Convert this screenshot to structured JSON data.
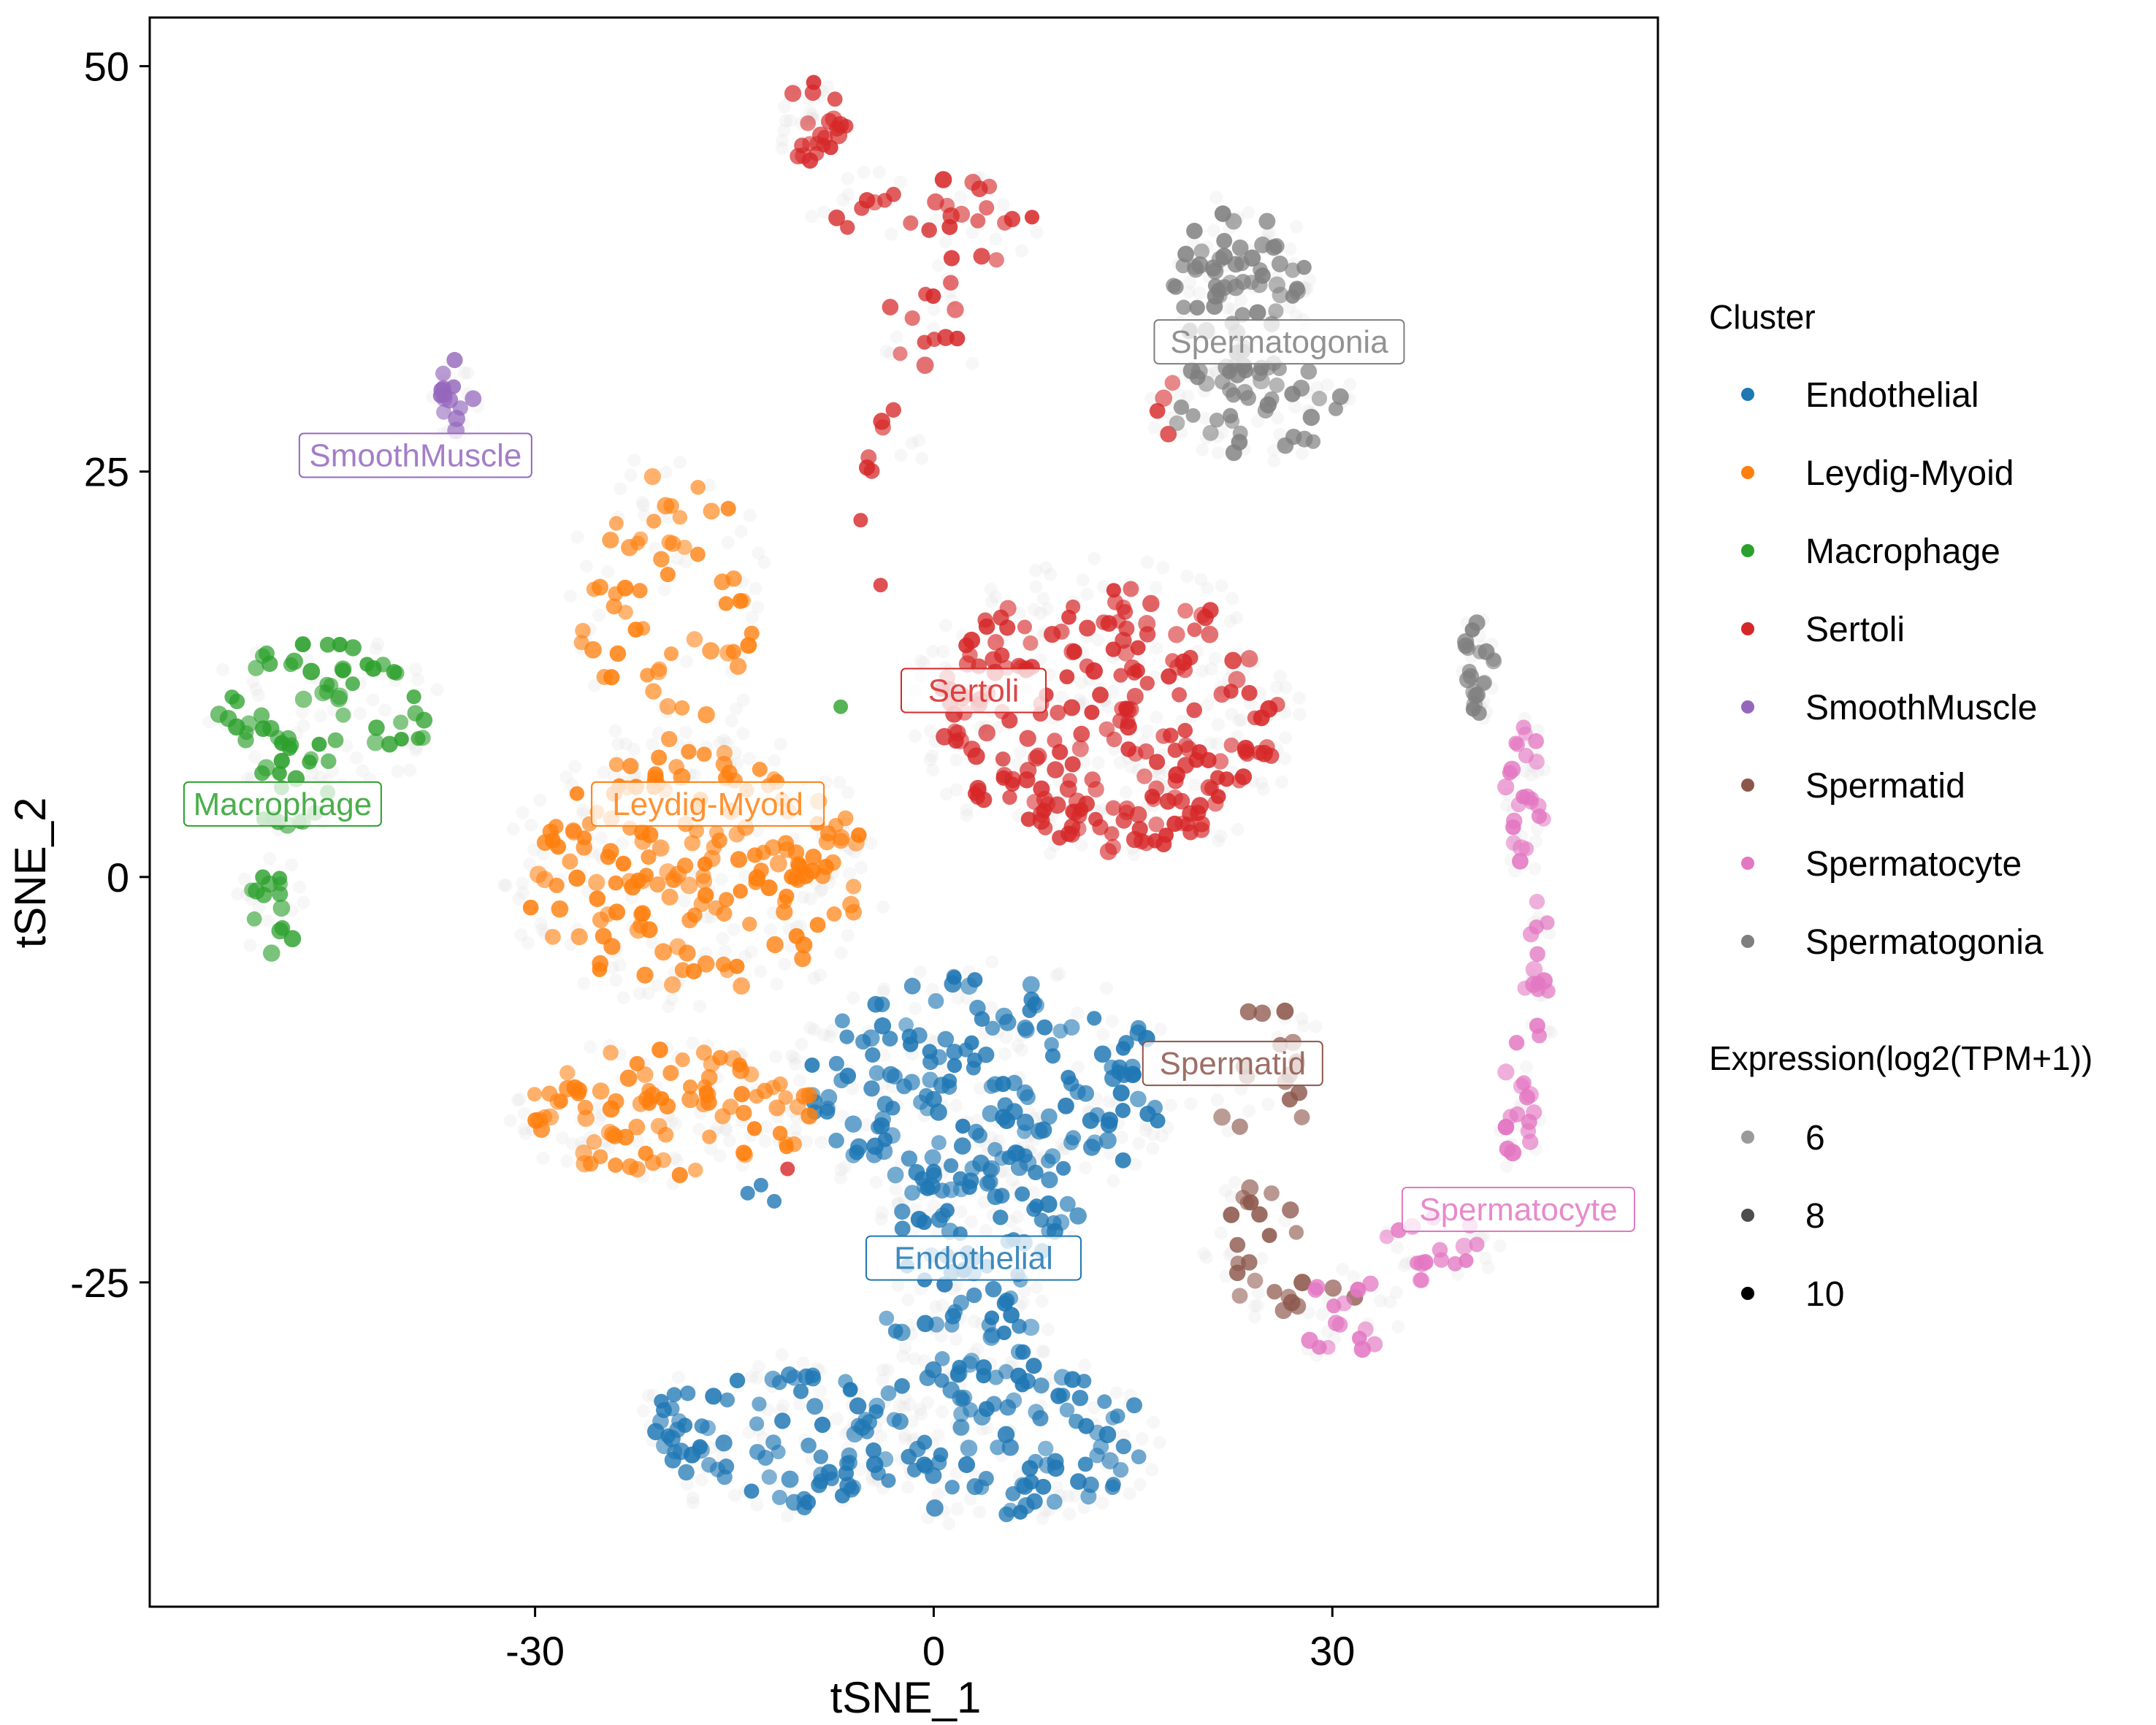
{
  "chart_data": {
    "type": "scatter",
    "xlabel": "tSNE_1",
    "ylabel": "tSNE_2",
    "xlim": [
      -59,
      54.5
    ],
    "ylim": [
      -45,
      53
    ],
    "x_ticks": [
      -30,
      0,
      30
    ],
    "y_ticks": [
      50,
      25,
      0,
      -25
    ],
    "grid": false,
    "legend_placement": "right",
    "legend_cluster_title": "Cluster",
    "legend_size_title": "Expression(log2(TPM+1))",
    "size_legend": [
      {
        "label": "6",
        "value": 6
      },
      {
        "label": "8",
        "value": 8
      },
      {
        "label": "10",
        "value": 10
      }
    ],
    "background_cells_color": "#e0e0e0",
    "series": [
      {
        "name": "Endothelial",
        "color": "#1f77b4",
        "label": "Endothelial",
        "label_at": [
          3,
          -23.5
        ],
        "lines": [
          [
            -14,
            -19.5
          ],
          [
            -13,
            -19
          ],
          [
            -12,
            -20
          ],
          [
            -2,
            -24
          ],
          [
            2,
            -22
          ],
          [
            4,
            -24
          ]
        ],
        "clusters": [
          {
            "cx": 4,
            "cy": -13,
            "rx": 13.5,
            "ry": 7,
            "n": 170,
            "seed": 11
          },
          {
            "cx": 4,
            "cy": -20.5,
            "rx": 7,
            "ry": 4,
            "n": 40,
            "seed": 12
          },
          {
            "cx": 2,
            "cy": -27,
            "rx": 6,
            "ry": 4,
            "n": 40,
            "seed": 13
          },
          {
            "cx": -12,
            "cy": -34.5,
            "rx": 10,
            "ry": 4.5,
            "n": 80,
            "seed": 14
          },
          {
            "cx": 5,
            "cy": -34.5,
            "rx": 11,
            "ry": 5,
            "n": 100,
            "seed": 15
          }
        ]
      },
      {
        "name": "Leydig-Myoid",
        "color": "#ff7f0e",
        "label": "Leydig-Myoid",
        "label_at": [
          -17,
          4.5
        ],
        "lines": [],
        "clusters": [
          {
            "cx": -20,
            "cy": 17,
            "rx": 7,
            "ry": 8.5,
            "n": 55,
            "seed": 21
          },
          {
            "cx": -18,
            "cy": 0.5,
            "rx": 13,
            "ry": 7.5,
            "n": 170,
            "seed": 22
          },
          {
            "cx": -20,
            "cy": -14.5,
            "rx": 11,
            "ry": 4,
            "n": 90,
            "seed": 23
          }
        ]
      },
      {
        "name": "Macrophage",
        "color": "#2ca02c",
        "label": "Macrophage",
        "label_at": [
          -49,
          4.5
        ],
        "lines": [
          [
            -7,
            10.5
          ]
        ],
        "clusters": [
          {
            "cx": -46,
            "cy": 10,
            "rx": 8,
            "ry": 4.5,
            "n": 60,
            "seed": 31
          },
          {
            "cx": -48,
            "cy": 5,
            "rx": 3.5,
            "ry": 2.5,
            "n": 12,
            "seed": 32
          },
          {
            "cx": -50,
            "cy": -2,
            "rx": 2.5,
            "ry": 3,
            "n": 14,
            "seed": 33
          }
        ]
      },
      {
        "name": "Sertoli",
        "color": "#d62728",
        "label": "Sertoli",
        "label_at": [
          3,
          11.5
        ],
        "lines": [
          [
            -5.5,
            22
          ],
          [
            -4,
            18
          ],
          [
            -11,
            -18
          ]
        ],
        "clusters": [
          {
            "cx": -9,
            "cy": 46.5,
            "rx": 2.5,
            "ry": 2.5,
            "n": 22,
            "seed": 41
          },
          {
            "cx": -3,
            "cy": 41.5,
            "rx": 6,
            "ry": 2,
            "n": 14,
            "seed": 42
          },
          {
            "cx": 4,
            "cy": 40,
            "rx": 4,
            "ry": 3,
            "n": 12,
            "seed": 43
          },
          {
            "cx": 0,
            "cy": 34,
            "rx": 3.5,
            "ry": 3.5,
            "n": 12,
            "seed": 44
          },
          {
            "cx": -3,
            "cy": 27,
            "rx": 2.5,
            "ry": 3,
            "n": 6,
            "seed": 45
          },
          {
            "cx": 13,
            "cy": 10,
            "rx": 13,
            "ry": 8.5,
            "n": 230,
            "seed": 46
          },
          {
            "cx": 18,
            "cy": 29,
            "rx": 1.5,
            "ry": 2,
            "n": 4,
            "seed": 47
          }
        ]
      },
      {
        "name": "SmoothMuscle",
        "color": "#9467bd",
        "label": "SmoothMuscle",
        "label_at": [
          -39,
          26
        ],
        "lines": [],
        "clusters": [
          {
            "cx": -36,
            "cy": 29.5,
            "rx": 1.5,
            "ry": 2.5,
            "n": 14,
            "seed": 51
          }
        ]
      },
      {
        "name": "Spermatid",
        "color": "#8c564b",
        "label": "Spermatid",
        "label_at": [
          22.5,
          -11.5
        ],
        "lines": [],
        "clusters": [
          {
            "cx": 25,
            "cy": -12,
            "rx": 5,
            "ry": 4,
            "n": 16,
            "seed": 61
          },
          {
            "cx": 24,
            "cy": -22.5,
            "rx": 3.5,
            "ry": 3.5,
            "n": 16,
            "seed": 62
          },
          {
            "cx": 28,
            "cy": -26.5,
            "rx": 4,
            "ry": 1.5,
            "n": 8,
            "seed": 63
          }
        ]
      },
      {
        "name": "Spermatocyte",
        "color": "#e377c2",
        "label": "Spermatocyte",
        "label_at": [
          44,
          -20.5
        ],
        "lines": [],
        "clusters": [
          {
            "cx": 44.5,
            "cy": 5,
            "rx": 1.5,
            "ry": 5,
            "n": 24,
            "seed": 71
          },
          {
            "cx": 45.5,
            "cy": -6,
            "rx": 1.2,
            "ry": 5,
            "n": 14,
            "seed": 72
          },
          {
            "cx": 44,
            "cy": -14,
            "rx": 1.5,
            "ry": 4,
            "n": 16,
            "seed": 73
          },
          {
            "cx": 38,
            "cy": -23,
            "rx": 4.5,
            "ry": 2,
            "n": 16,
            "seed": 74
          },
          {
            "cx": 31,
            "cy": -27,
            "rx": 4,
            "ry": 2.5,
            "n": 16,
            "seed": 75
          }
        ]
      },
      {
        "name": "Spermatogonia",
        "color": "#7f7f7f",
        "label": "Spermatogonia",
        "label_at": [
          26,
          33
        ],
        "lines": [],
        "clusters": [
          {
            "cx": 23,
            "cy": 36.5,
            "rx": 5,
            "ry": 5,
            "n": 60,
            "seed": 81
          },
          {
            "cx": 24,
            "cy": 29,
            "rx": 7,
            "ry": 3,
            "n": 45,
            "seed": 82
          },
          {
            "cx": 41,
            "cy": 13,
            "rx": 1.2,
            "ry": 3,
            "n": 20,
            "seed": 83
          }
        ]
      }
    ]
  }
}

---

[REQUIREMENT]: Copy the entries exactly. Leave out the images.

[OUTPUT OF THE EXERCISE]:
Convert this screenshot to structured JSON data.
{
  "chart_data": {
    "type": "scatter",
    "xlabel": "tSNE_1",
    "ylabel": "tSNE_2",
    "xlim": [
      -59,
      54.5
    ],
    "ylim": [
      -45,
      53
    ],
    "x_ticks": [
      -30,
      0,
      30
    ],
    "y_ticks": [
      50,
      25,
      0,
      -25
    ],
    "grid": false,
    "legend_placement": "right",
    "legend_cluster_title": "Cluster",
    "legend_size_title": "Expression(log2(TPM+1))",
    "size_legend": [
      {
        "label": "6",
        "value": 6
      },
      {
        "label": "8",
        "value": 8
      },
      {
        "label": "10",
        "value": 10
      }
    ],
    "background_cells_color": "#e0e0e0",
    "series": [
      {
        "name": "Endothelial",
        "color": "#1f77b4",
        "label": "Endothelial",
        "label_at": [
          3,
          -23.5
        ],
        "lines": [
          [
            -14,
            -19.5
          ],
          [
            -13,
            -19
          ],
          [
            -12,
            -20
          ],
          [
            -2,
            -24
          ],
          [
            2,
            -22
          ],
          [
            4,
            -24
          ]
        ],
        "clusters": [
          {
            "cx": 4,
            "cy": -13,
            "rx": 13.5,
            "ry": 7,
            "n": 170,
            "seed": 11
          },
          {
            "cx": 4,
            "cy": -20.5,
            "rx": 7,
            "ry": 4,
            "n": 40,
            "seed": 12
          },
          {
            "cx": 2,
            "cy": -27,
            "rx": 6,
            "ry": 4,
            "n": 40,
            "seed": 13
          },
          {
            "cx": -12,
            "cy": -34.5,
            "rx": 10,
            "ry": 4.5,
            "n": 80,
            "seed": 14
          },
          {
            "cx": 5,
            "cy": -34.5,
            "rx": 11,
            "ry": 5,
            "n": 100,
            "seed": 15
          }
        ]
      },
      {
        "name": "Leydig-Myoid",
        "color": "#ff7f0e",
        "label": "Leydig-Myoid",
        "label_at": [
          -17,
          4.5
        ],
        "lines": [],
        "clusters": [
          {
            "cx": -20,
            "cy": 17,
            "rx": 7,
            "ry": 8.5,
            "n": 55,
            "seed": 21
          },
          {
            "cx": -18,
            "cy": 0.5,
            "rx": 13,
            "ry": 7.5,
            "n": 170,
            "seed": 22
          },
          {
            "cx": -20,
            "cy": -14.5,
            "rx": 11,
            "ry": 4,
            "n": 90,
            "seed": 23
          }
        ]
      },
      {
        "name": "Macrophage",
        "color": "#2ca02c",
        "label": "Macrophage",
        "label_at": [
          -49,
          4.5
        ],
        "lines": [
          [
            -7,
            10.5
          ]
        ],
        "clusters": [
          {
            "cx": -46,
            "cy": 10,
            "rx": 8,
            "ry": 4.5,
            "n": 60,
            "seed": 31
          },
          {
            "cx": -48,
            "cy": 5,
            "rx": 3.5,
            "ry": 2.5,
            "n": 12,
            "seed": 32
          },
          {
            "cx": -50,
            "cy": -2,
            "rx": 2.5,
            "ry": 3,
            "n": 14,
            "seed": 33
          }
        ]
      },
      {
        "name": "Sertoli",
        "color": "#d62728",
        "label": "Sertoli",
        "label_at": [
          3,
          11.5
        ],
        "lines": [
          [
            -5.5,
            22
          ],
          [
            -4,
            18
          ],
          [
            -11,
            -18
          ]
        ],
        "clusters": [
          {
            "cx": -9,
            "cy": 46.5,
            "rx": 2.5,
            "ry": 2.5,
            "n": 22,
            "seed": 41
          },
          {
            "cx": -3,
            "cy": 41.5,
            "rx": 6,
            "ry": 2,
            "n": 14,
            "seed": 42
          },
          {
            "cx": 4,
            "cy": 40,
            "rx": 4,
            "ry": 3,
            "n": 12,
            "seed": 43
          },
          {
            "cx": 0,
            "cy": 34,
            "rx": 3.5,
            "ry": 3.5,
            "n": 12,
            "seed": 44
          },
          {
            "cx": -3,
            "cy": 27,
            "rx": 2.5,
            "ry": 3,
            "n": 6,
            "seed": 45
          },
          {
            "cx": 13,
            "cy": 10,
            "rx": 13,
            "ry": 8.5,
            "n": 230,
            "seed": 46
          },
          {
            "cx": 18,
            "cy": 29,
            "rx": 1.5,
            "ry": 2,
            "n": 4,
            "seed": 47
          }
        ]
      },
      {
        "name": "SmoothMuscle",
        "color": "#9467bd",
        "label": "SmoothMuscle",
        "label_at": [
          -39,
          26
        ],
        "lines": [],
        "clusters": [
          {
            "cx": -36,
            "cy": 29.5,
            "rx": 1.5,
            "ry": 2.5,
            "n": 14,
            "seed": 51
          }
        ]
      },
      {
        "name": "Spermatid",
        "color": "#8c564b",
        "label": "Spermatid",
        "label_at": [
          22.5,
          -11.5
        ],
        "lines": [],
        "clusters": [
          {
            "cx": 25,
            "cy": -12,
            "rx": 5,
            "ry": 4,
            "n": 16,
            "seed": 61
          },
          {
            "cx": 24,
            "cy": -22.5,
            "rx": 3.5,
            "ry": 3.5,
            "n": 16,
            "seed": 62
          },
          {
            "cx": 28,
            "cy": -26.5,
            "rx": 4,
            "ry": 1.5,
            "n": 8,
            "seed": 63
          }
        ]
      },
      {
        "name": "Spermatocyte",
        "color": "#e377c2",
        "label": "Spermatocyte",
        "label_at": [
          44,
          -20.5
        ],
        "lines": [],
        "clusters": [
          {
            "cx": 44.5,
            "cy": 5,
            "rx": 1.5,
            "ry": 5,
            "n": 24,
            "seed": 71
          },
          {
            "cx": 45.5,
            "cy": -6,
            "rx": 1.2,
            "ry": 5,
            "n": 14,
            "seed": 72
          },
          {
            "cx": 44,
            "cy": -14,
            "rx": 1.5,
            "ry": 4,
            "n": 16,
            "seed": 73
          },
          {
            "cx": 38,
            "cy": -23,
            "rx": 4.5,
            "ry": 2,
            "n": 16,
            "seed": 74
          },
          {
            "cx": 31,
            "cy": -27,
            "rx": 4,
            "ry": 2.5,
            "n": 16,
            "seed": 75
          }
        ]
      },
      {
        "name": "Spermatogonia",
        "color": "#7f7f7f",
        "label": "Spermatogonia",
        "label_at": [
          26,
          33
        ],
        "lines": [],
        "clusters": [
          {
            "cx": 23,
            "cy": 36.5,
            "rx": 5,
            "ry": 5,
            "n": 60,
            "seed": 81
          },
          {
            "cx": 24,
            "cy": 29,
            "rx": 7,
            "ry": 3,
            "n": 45,
            "seed": 82
          },
          {
            "cx": 41,
            "cy": 13,
            "rx": 1.2,
            "ry": 3,
            "n": 20,
            "seed": 83
          }
        ]
      }
    ]
  }
}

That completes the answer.